------ Provided records
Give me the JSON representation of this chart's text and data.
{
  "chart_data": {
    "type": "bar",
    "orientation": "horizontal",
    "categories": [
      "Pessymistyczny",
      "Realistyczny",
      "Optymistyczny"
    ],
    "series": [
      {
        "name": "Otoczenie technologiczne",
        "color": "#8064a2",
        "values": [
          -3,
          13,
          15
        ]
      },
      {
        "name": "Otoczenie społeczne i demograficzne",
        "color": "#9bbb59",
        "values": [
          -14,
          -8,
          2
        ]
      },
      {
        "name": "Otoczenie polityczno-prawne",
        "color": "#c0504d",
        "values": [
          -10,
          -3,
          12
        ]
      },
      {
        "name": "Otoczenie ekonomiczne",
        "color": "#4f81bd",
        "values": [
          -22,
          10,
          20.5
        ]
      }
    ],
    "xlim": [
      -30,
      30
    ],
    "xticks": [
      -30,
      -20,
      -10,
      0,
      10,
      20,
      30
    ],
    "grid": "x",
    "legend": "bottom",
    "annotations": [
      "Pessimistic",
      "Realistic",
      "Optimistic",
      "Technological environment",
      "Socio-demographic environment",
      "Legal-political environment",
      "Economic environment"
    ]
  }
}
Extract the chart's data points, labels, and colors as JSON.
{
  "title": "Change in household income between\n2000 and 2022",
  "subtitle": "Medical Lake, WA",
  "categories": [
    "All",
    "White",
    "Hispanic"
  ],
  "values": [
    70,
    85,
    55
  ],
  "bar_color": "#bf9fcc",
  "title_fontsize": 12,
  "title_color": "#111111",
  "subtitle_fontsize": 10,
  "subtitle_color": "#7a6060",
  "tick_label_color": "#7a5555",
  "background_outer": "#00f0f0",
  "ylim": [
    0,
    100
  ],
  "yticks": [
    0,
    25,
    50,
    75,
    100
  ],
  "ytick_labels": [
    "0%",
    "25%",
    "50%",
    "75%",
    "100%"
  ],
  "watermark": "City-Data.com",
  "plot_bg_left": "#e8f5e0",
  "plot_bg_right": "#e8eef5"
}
------------
Exercise: Please set down all the data word for word.

Result of this task:
Give me the JSON representation of this chart's text and data.
{
  "chart_data": {
    "type": "bar",
    "orientation": "horizontal",
    "categories": [
      "Pessymistyczny",
      "Realistyczny",
      "Optymistyczny"
    ],
    "series": [
      {
        "name": "Otoczenie technologiczne",
        "color": "#8064a2",
        "values": [
          -3,
          13,
          15
        ]
      },
      {
        "name": "Otoczenie społeczne i demograficzne",
        "color": "#9bbb59",
        "values": [
          -14,
          -8,
          2
        ]
      },
      {
        "name": "Otoczenie polityczno-prawne",
        "color": "#c0504d",
        "values": [
          -10,
          -3,
          12
        ]
      },
      {
        "name": "Otoczenie ekonomiczne",
        "color": "#4f81bd",
        "values": [
          -22,
          10,
          20.5
        ]
      }
    ],
    "xlim": [
      -30,
      30
    ],
    "xticks": [
      -30,
      -20,
      -10,
      0,
      10,
      20,
      30
    ],
    "grid": "x",
    "legend": "bottom",
    "annotations": [
      "Pessimistic",
      "Realistic",
      "Optimistic",
      "Technological environment",
      "Socio-demographic environment",
      "Legal-political environment",
      "Economic environment"
    ]
  }
}
Extract the chart's data points, labels, and colors as JSON.
{
  "title": "Change in household income between\n2000 and 2022",
  "subtitle": "Medical Lake, WA",
  "categories": [
    "All",
    "White",
    "Hispanic"
  ],
  "values": [
    70,
    85,
    55
  ],
  "bar_color": "#bf9fcc",
  "title_fontsize": 12,
  "title_color": "#111111",
  "subtitle_fontsize": 10,
  "subtitle_color": "#7a6060",
  "tick_label_color": "#7a5555",
  "background_outer": "#00f0f0",
  "ylim": [
    0,
    100
  ],
  "yticks": [
    0,
    25,
    50,
    75,
    100
  ],
  "ytick_labels": [
    "0%",
    "25%",
    "50%",
    "75%",
    "100%"
  ],
  "watermark": "City-Data.com",
  "plot_bg_left": "#e8f5e0",
  "plot_bg_right": "#e8eef5"
}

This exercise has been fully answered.